* Instruction
Could you copy the material below word for word, leaving out the pictures?
··········
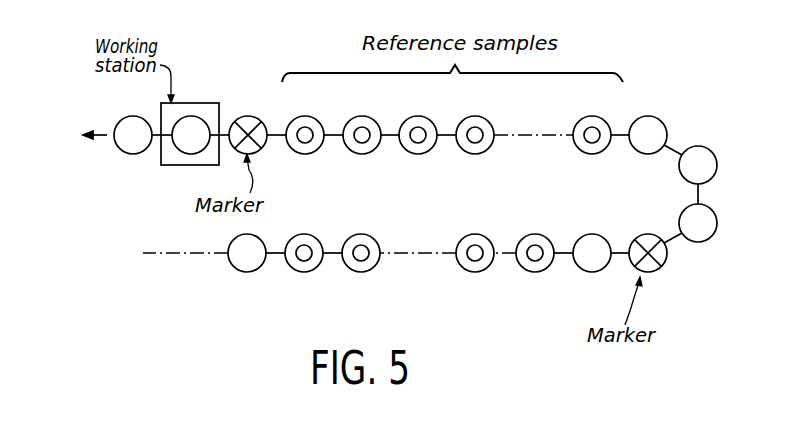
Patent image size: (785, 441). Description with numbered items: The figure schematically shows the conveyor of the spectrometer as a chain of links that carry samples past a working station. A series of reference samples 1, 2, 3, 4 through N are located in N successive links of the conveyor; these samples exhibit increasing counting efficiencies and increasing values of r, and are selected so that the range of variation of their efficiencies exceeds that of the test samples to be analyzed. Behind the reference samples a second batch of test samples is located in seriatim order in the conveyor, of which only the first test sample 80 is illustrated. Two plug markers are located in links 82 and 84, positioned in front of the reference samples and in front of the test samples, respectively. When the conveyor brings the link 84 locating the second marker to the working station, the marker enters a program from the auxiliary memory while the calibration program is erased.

The link 82 is at (244, 116).
The reference sample 1 is at (310, 152).
The reference sample 2 is at (367, 152).
The reference sample 3 is at (423, 152).
The reference sample 4 is at (480, 152).
The reference sample N is at (598, 152).
The test sample 80 is at (545, 272).
The link 84 is at (662, 258).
··········
* Completed task
Patent image size: (785, 441). Description with numbered items: The figure schematically shows the conveyor of the spectrometer as a chain of links that carry samples past a working station. A series of reference samples 1, 2, 3, 4 through N are located in N successive links of the conveyor; these samples exhibit increasing counting efficiencies and increasing values of r, and are selected so that the range of variation of their efficiencies exceeds that of the test samples to be analyzed. Behind the reference samples a second batch of test samples is located in seriatim order in the conveyor, of which only the first test sample 80 is illustrated. Two plug markers are located in links 82 and 84, positioned in front of the reference samples and in front of the test samples, respectively. When the conveyor brings the link 84 locating the second marker to the working station, the marker enters a program from the auxiliary memory while the calibration program is erased.

The link 82 is at (244, 116).
The reference sample 1 is at (310, 152).
The reference sample 2 is at (367, 152).
The reference sample 3 is at (423, 152).
The reference sample 4 is at (480, 152).
The reference sample N is at (598, 152).
The test sample 80 is at (545, 272).
The link 84 is at (662, 258).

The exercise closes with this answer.